_Task description_. Write out every entry exactly as it appears.

_Dataset_.

━━━━━━━━

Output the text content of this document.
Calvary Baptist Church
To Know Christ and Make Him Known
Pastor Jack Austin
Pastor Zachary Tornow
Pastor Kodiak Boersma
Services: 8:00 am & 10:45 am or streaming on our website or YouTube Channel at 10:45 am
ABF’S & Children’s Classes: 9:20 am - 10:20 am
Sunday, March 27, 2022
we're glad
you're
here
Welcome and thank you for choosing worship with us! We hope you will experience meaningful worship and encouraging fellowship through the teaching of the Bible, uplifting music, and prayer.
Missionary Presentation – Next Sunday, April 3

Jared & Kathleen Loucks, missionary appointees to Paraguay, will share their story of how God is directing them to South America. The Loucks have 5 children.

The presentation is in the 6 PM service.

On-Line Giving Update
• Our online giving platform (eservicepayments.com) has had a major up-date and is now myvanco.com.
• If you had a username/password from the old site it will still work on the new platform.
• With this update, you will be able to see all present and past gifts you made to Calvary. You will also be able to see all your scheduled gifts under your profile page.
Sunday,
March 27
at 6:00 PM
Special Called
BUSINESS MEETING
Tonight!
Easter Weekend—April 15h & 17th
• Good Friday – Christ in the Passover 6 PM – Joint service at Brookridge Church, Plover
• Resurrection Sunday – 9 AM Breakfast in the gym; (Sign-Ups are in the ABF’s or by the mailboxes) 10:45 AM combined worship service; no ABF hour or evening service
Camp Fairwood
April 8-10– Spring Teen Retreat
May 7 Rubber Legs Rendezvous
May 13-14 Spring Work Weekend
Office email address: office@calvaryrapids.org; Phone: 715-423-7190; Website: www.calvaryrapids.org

━━━━━━━━

_Response for this exercise_.
Output the text content of this document.
Calvary Baptist Church
To Know Christ and Make Him Known
Pastor Jack Austin
Pastor Zachary Tornow
Pastor Kodiak Boersma
Services: 8:00 am & 10:45 am or streaming on our website or YouTube Channel at 10:45 am
ABF’S & Children’s Classes: 9:20 am - 10:20 am
Sunday, March 27, 2022
we're glad
you're
here
Welcome and thank you for choosing worship with us! We hope you will experience meaningful worship and encouraging fellowship through the teaching of the Bible, uplifting music, and prayer.
Missionary Presentation – Next Sunday, April 3

Jared & Kathleen Loucks, missionary appointees to Paraguay, will share their story of how God is directing them to South America. The Loucks have 5 children.

The presentation is in the 6 PM service.

On-Line Giving Update
• Our online giving platform (eservicepayments.com) has had a major up-date and is now myvanco.com.
• If you had a username/password from the old site it will still work on the new platform.
• With this update, you will be able to see all present and past gifts you made to Calvary. You will also be able to see all your scheduled gifts under your profile page.
Sunday,
March 27
at 6:00 PM
Special Called
BUSINESS MEETING
Tonight!
Easter Weekend—April 15h & 17th
• Good Friday – Christ in the Passover 6 PM – Joint service at Brookridge Church, Plover
• Resurrection Sunday – 9 AM Breakfast in the gym; (Sign-Ups are in the ABF’s or by the mailboxes) 10:45 AM combined worship service; no ABF hour or evening service
Camp Fairwood
April 8-10– Spring Teen Retreat
May 7 Rubber Legs Rendezvous
May 13-14 Spring Work Weekend
Office email address: office@calvaryrapids.org; Phone: 715-423-7190; Website: www.calvaryrapids.org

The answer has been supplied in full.